___ Data rows ___
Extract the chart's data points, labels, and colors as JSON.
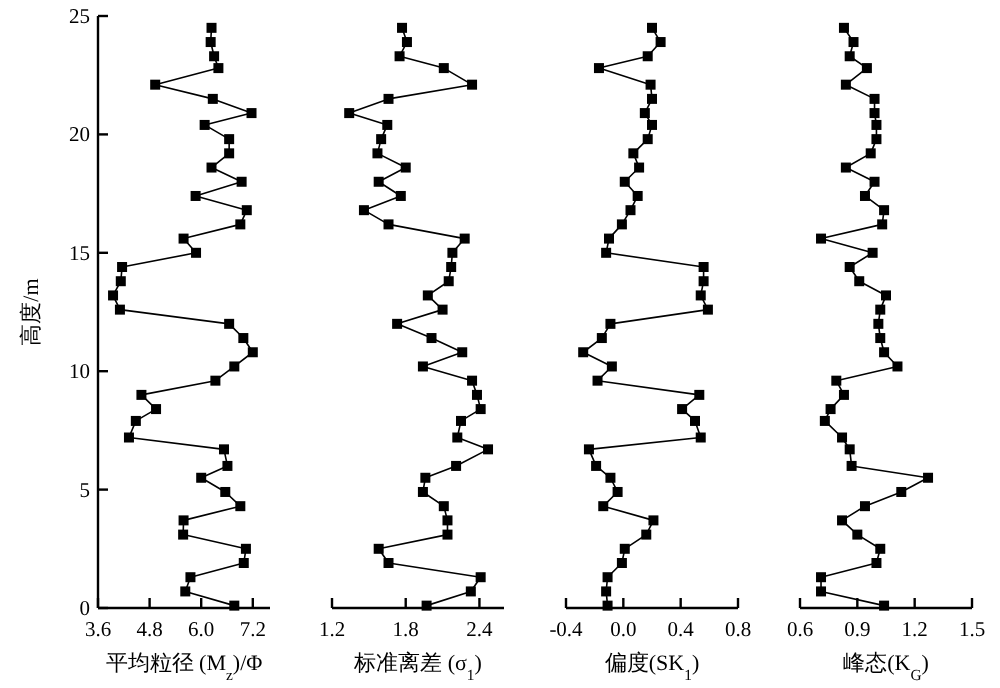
{
  "chart_data": [
    {
      "type": "line",
      "xlabel": "平均粒径 (M$_{z}$)/Φ",
      "ylabel": "高度/m",
      "xlim": [
        3.6,
        7.6
      ],
      "xticks": [
        3.6,
        4.8,
        {
          "value": 6,
          "label": "6.0"
        },
        7.2
      ],
      "ylim": [
        0,
        25
      ],
      "yticks": [
        0,
        5,
        10,
        15,
        20,
        25
      ],
      "marker": "square",
      "line_style": "solid",
      "grid": false,
      "series": [
        {
          "color": "#000000",
          "x": [
            6.24,
            6.22,
            6.3,
            6.4,
            4.93,
            6.27,
            7.17,
            6.08,
            6.65,
            6.65,
            6.24,
            6.94,
            5.87,
            7.06,
            6.91,
            5.59,
            5.88,
            4.16,
            4.13,
            3.95,
            4.11,
            6.65,
            6.98,
            7.2,
            6.77,
            6.33,
            4.61,
            4.95,
            4.48,
            4.32,
            6.53,
            6.61,
            6.0,
            6.56,
            6.91,
            5.59,
            5.58,
            7.04,
            6.99,
            5.75,
            5.63,
            6.77
          ],
          "values": [
            24.5,
            23.9,
            23.3,
            22.8,
            22.1,
            21.5,
            20.9,
            20.4,
            19.8,
            19.2,
            18.6,
            18.0,
            17.4,
            16.8,
            16.2,
            15.6,
            15.0,
            14.4,
            13.8,
            13.2,
            12.6,
            12.0,
            11.4,
            10.8,
            10.2,
            9.6,
            9.0,
            8.4,
            7.9,
            7.2,
            6.7,
            6.0,
            5.5,
            4.9,
            4.3,
            3.7,
            3.1,
            2.5,
            1.9,
            1.3,
            0.7,
            0.1
          ]
        }
      ]
    },
    {
      "type": "line",
      "xlabel": "标准离差 (σ$_{1}$)",
      "xlim": [
        1.2,
        2.6
      ],
      "xticks": [
        1.2,
        1.8,
        2.4
      ],
      "ylim": [
        0,
        25
      ],
      "tick_labels": "x",
      "marker": "square",
      "line_style": "solid",
      "grid": false,
      "series": [
        {
          "color": "#000000",
          "x": [
            1.77,
            1.81,
            1.75,
            2.11,
            2.34,
            1.66,
            1.34,
            1.65,
            1.6,
            1.57,
            1.8,
            1.58,
            1.76,
            1.46,
            1.66,
            2.28,
            2.18,
            2.17,
            2.15,
            1.98,
            2.1,
            1.73,
            2.01,
            2.26,
            1.94,
            2.34,
            2.38,
            2.41,
            2.25,
            2.22,
            2.47,
            2.21,
            1.96,
            1.94,
            2.11,
            2.14,
            2.14,
            1.58,
            1.66,
            2.41,
            2.33,
            1.97
          ],
          "values": [
            24.5,
            23.9,
            23.3,
            22.8,
            22.1,
            21.5,
            20.9,
            20.4,
            19.8,
            19.2,
            18.6,
            18.0,
            17.4,
            16.8,
            16.2,
            15.6,
            15.0,
            14.4,
            13.8,
            13.2,
            12.6,
            12.0,
            11.4,
            10.8,
            10.2,
            9.6,
            9.0,
            8.4,
            7.9,
            7.2,
            6.7,
            6.0,
            5.5,
            4.9,
            4.3,
            3.7,
            3.1,
            2.5,
            1.9,
            1.3,
            0.7,
            0.1
          ]
        }
      ]
    },
    {
      "type": "line",
      "xlabel": "偏度(SK$_{1}$)",
      "xlim": [
        -0.4,
        0.8
      ],
      "xticks": [
        -0.4,
        {
          "value": 0,
          "label": "0.0"
        },
        0.4,
        0.8
      ],
      "ylim": [
        0,
        25
      ],
      "tick_labels": "x",
      "marker": "square",
      "line_style": "solid",
      "grid": false,
      "series": [
        {
          "color": "#000000",
          "x": [
            0.2,
            0.26,
            0.17,
            -0.17,
            0.19,
            0.2,
            0.15,
            0.2,
            0.17,
            0.07,
            0.11,
            0.01,
            0.1,
            0.05,
            -0.01,
            -0.1,
            -0.12,
            0.56,
            0.56,
            0.54,
            0.59,
            -0.09,
            -0.15,
            -0.28,
            -0.08,
            -0.18,
            0.53,
            0.41,
            0.5,
            0.54,
            -0.24,
            -0.19,
            -0.09,
            -0.04,
            -0.14,
            0.21,
            0.16,
            0.01,
            -0.01,
            -0.11,
            -0.12,
            -0.11
          ],
          "values": [
            24.5,
            23.9,
            23.3,
            22.8,
            22.1,
            21.5,
            20.9,
            20.4,
            19.8,
            19.2,
            18.6,
            18.0,
            17.4,
            16.8,
            16.2,
            15.6,
            15.0,
            14.4,
            13.8,
            13.2,
            12.6,
            12.0,
            11.4,
            10.8,
            10.2,
            9.6,
            9.0,
            8.4,
            7.9,
            7.2,
            6.7,
            6.0,
            5.5,
            4.9,
            4.3,
            3.7,
            3.1,
            2.5,
            1.9,
            1.3,
            0.7,
            0.1
          ]
        }
      ]
    },
    {
      "type": "line",
      "xlabel": "峰态(K$_{G}$)",
      "xlim": [
        0.6,
        1.5
      ],
      "xticks": [
        0.6,
        0.9,
        1.2,
        1.5
      ],
      "ylim": [
        0,
        25
      ],
      "tick_labels": "x",
      "marker": "square",
      "line_style": "solid",
      "grid": false,
      "series": [
        {
          "color": "#000000",
          "x": [
            0.83,
            0.88,
            0.86,
            0.95,
            0.84,
            0.99,
            0.99,
            1.0,
            1.0,
            0.97,
            0.84,
            0.99,
            0.94,
            1.04,
            1.03,
            0.71,
            0.98,
            0.86,
            0.91,
            1.05,
            1.02,
            1.01,
            1.02,
            1.04,
            1.11,
            0.79,
            0.83,
            0.76,
            0.73,
            0.82,
            0.86,
            0.87,
            1.27,
            1.13,
            0.94,
            0.82,
            0.9,
            1.02,
            1.0,
            0.71,
            0.71,
            1.04
          ],
          "values": [
            24.5,
            23.9,
            23.3,
            22.8,
            22.1,
            21.5,
            20.9,
            20.4,
            19.8,
            19.2,
            18.6,
            18.0,
            17.4,
            16.8,
            16.2,
            15.6,
            15.0,
            14.4,
            13.8,
            13.2,
            12.6,
            12.0,
            11.4,
            10.8,
            10.2,
            9.6,
            9.0,
            8.4,
            7.9,
            7.2,
            6.7,
            6.0,
            5.5,
            4.9,
            4.3,
            3.7,
            3.1,
            2.5,
            1.9,
            1.3,
            0.7,
            0.1
          ]
        }
      ]
    }
  ]
}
___
From the records given above, reproduce all text exactly and exclude each picture.

### Completed task
Extract the chart's data points, labels, and colors as JSON.
{
  "chart_data": [
    {
      "type": "line",
      "xlabel": "平均粒径 (M$_{z}$)/Φ",
      "ylabel": "高度/m",
      "xlim": [
        3.6,
        7.6
      ],
      "xticks": [
        3.6,
        4.8,
        {
          "value": 6,
          "label": "6.0"
        },
        7.2
      ],
      "ylim": [
        0,
        25
      ],
      "yticks": [
        0,
        5,
        10,
        15,
        20,
        25
      ],
      "marker": "square",
      "line_style": "solid",
      "grid": false,
      "series": [
        {
          "color": "#000000",
          "x": [
            6.24,
            6.22,
            6.3,
            6.4,
            4.93,
            6.27,
            7.17,
            6.08,
            6.65,
            6.65,
            6.24,
            6.94,
            5.87,
            7.06,
            6.91,
            5.59,
            5.88,
            4.16,
            4.13,
            3.95,
            4.11,
            6.65,
            6.98,
            7.2,
            6.77,
            6.33,
            4.61,
            4.95,
            4.48,
            4.32,
            6.53,
            6.61,
            6.0,
            6.56,
            6.91,
            5.59,
            5.58,
            7.04,
            6.99,
            5.75,
            5.63,
            6.77
          ],
          "values": [
            24.5,
            23.9,
            23.3,
            22.8,
            22.1,
            21.5,
            20.9,
            20.4,
            19.8,
            19.2,
            18.6,
            18.0,
            17.4,
            16.8,
            16.2,
            15.6,
            15.0,
            14.4,
            13.8,
            13.2,
            12.6,
            12.0,
            11.4,
            10.8,
            10.2,
            9.6,
            9.0,
            8.4,
            7.9,
            7.2,
            6.7,
            6.0,
            5.5,
            4.9,
            4.3,
            3.7,
            3.1,
            2.5,
            1.9,
            1.3,
            0.7,
            0.1
          ]
        }
      ]
    },
    {
      "type": "line",
      "xlabel": "标准离差 (σ$_{1}$)",
      "xlim": [
        1.2,
        2.6
      ],
      "xticks": [
        1.2,
        1.8,
        2.4
      ],
      "ylim": [
        0,
        25
      ],
      "tick_labels": "x",
      "marker": "square",
      "line_style": "solid",
      "grid": false,
      "series": [
        {
          "color": "#000000",
          "x": [
            1.77,
            1.81,
            1.75,
            2.11,
            2.34,
            1.66,
            1.34,
            1.65,
            1.6,
            1.57,
            1.8,
            1.58,
            1.76,
            1.46,
            1.66,
            2.28,
            2.18,
            2.17,
            2.15,
            1.98,
            2.1,
            1.73,
            2.01,
            2.26,
            1.94,
            2.34,
            2.38,
            2.41,
            2.25,
            2.22,
            2.47,
            2.21,
            1.96,
            1.94,
            2.11,
            2.14,
            2.14,
            1.58,
            1.66,
            2.41,
            2.33,
            1.97
          ],
          "values": [
            24.5,
            23.9,
            23.3,
            22.8,
            22.1,
            21.5,
            20.9,
            20.4,
            19.8,
            19.2,
            18.6,
            18.0,
            17.4,
            16.8,
            16.2,
            15.6,
            15.0,
            14.4,
            13.8,
            13.2,
            12.6,
            12.0,
            11.4,
            10.8,
            10.2,
            9.6,
            9.0,
            8.4,
            7.9,
            7.2,
            6.7,
            6.0,
            5.5,
            4.9,
            4.3,
            3.7,
            3.1,
            2.5,
            1.9,
            1.3,
            0.7,
            0.1
          ]
        }
      ]
    },
    {
      "type": "line",
      "xlabel": "偏度(SK$_{1}$)",
      "xlim": [
        -0.4,
        0.8
      ],
      "xticks": [
        -0.4,
        {
          "value": 0,
          "label": "0.0"
        },
        0.4,
        0.8
      ],
      "ylim": [
        0,
        25
      ],
      "tick_labels": "x",
      "marker": "square",
      "line_style": "solid",
      "grid": false,
      "series": [
        {
          "color": "#000000",
          "x": [
            0.2,
            0.26,
            0.17,
            -0.17,
            0.19,
            0.2,
            0.15,
            0.2,
            0.17,
            0.07,
            0.11,
            0.01,
            0.1,
            0.05,
            -0.01,
            -0.1,
            -0.12,
            0.56,
            0.56,
            0.54,
            0.59,
            -0.09,
            -0.15,
            -0.28,
            -0.08,
            -0.18,
            0.53,
            0.41,
            0.5,
            0.54,
            -0.24,
            -0.19,
            -0.09,
            -0.04,
            -0.14,
            0.21,
            0.16,
            0.01,
            -0.01,
            -0.11,
            -0.12,
            -0.11
          ],
          "values": [
            24.5,
            23.9,
            23.3,
            22.8,
            22.1,
            21.5,
            20.9,
            20.4,
            19.8,
            19.2,
            18.6,
            18.0,
            17.4,
            16.8,
            16.2,
            15.6,
            15.0,
            14.4,
            13.8,
            13.2,
            12.6,
            12.0,
            11.4,
            10.8,
            10.2,
            9.6,
            9.0,
            8.4,
            7.9,
            7.2,
            6.7,
            6.0,
            5.5,
            4.9,
            4.3,
            3.7,
            3.1,
            2.5,
            1.9,
            1.3,
            0.7,
            0.1
          ]
        }
      ]
    },
    {
      "type": "line",
      "xlabel": "峰态(K$_{G}$)",
      "xlim": [
        0.6,
        1.5
      ],
      "xticks": [
        0.6,
        0.9,
        1.2,
        1.5
      ],
      "ylim": [
        0,
        25
      ],
      "tick_labels": "x",
      "marker": "square",
      "line_style": "solid",
      "grid": false,
      "series": [
        {
          "color": "#000000",
          "x": [
            0.83,
            0.88,
            0.86,
            0.95,
            0.84,
            0.99,
            0.99,
            1.0,
            1.0,
            0.97,
            0.84,
            0.99,
            0.94,
            1.04,
            1.03,
            0.71,
            0.98,
            0.86,
            0.91,
            1.05,
            1.02,
            1.01,
            1.02,
            1.04,
            1.11,
            0.79,
            0.83,
            0.76,
            0.73,
            0.82,
            0.86,
            0.87,
            1.27,
            1.13,
            0.94,
            0.82,
            0.9,
            1.02,
            1.0,
            0.71,
            0.71,
            1.04
          ],
          "values": [
            24.5,
            23.9,
            23.3,
            22.8,
            22.1,
            21.5,
            20.9,
            20.4,
            19.8,
            19.2,
            18.6,
            18.0,
            17.4,
            16.8,
            16.2,
            15.6,
            15.0,
            14.4,
            13.8,
            13.2,
            12.6,
            12.0,
            11.4,
            10.8,
            10.2,
            9.6,
            9.0,
            8.4,
            7.9,
            7.2,
            6.7,
            6.0,
            5.5,
            4.9,
            4.3,
            3.7,
            3.1,
            2.5,
            1.9,
            1.3,
            0.7,
            0.1
          ]
        }
      ]
    }
  ]
}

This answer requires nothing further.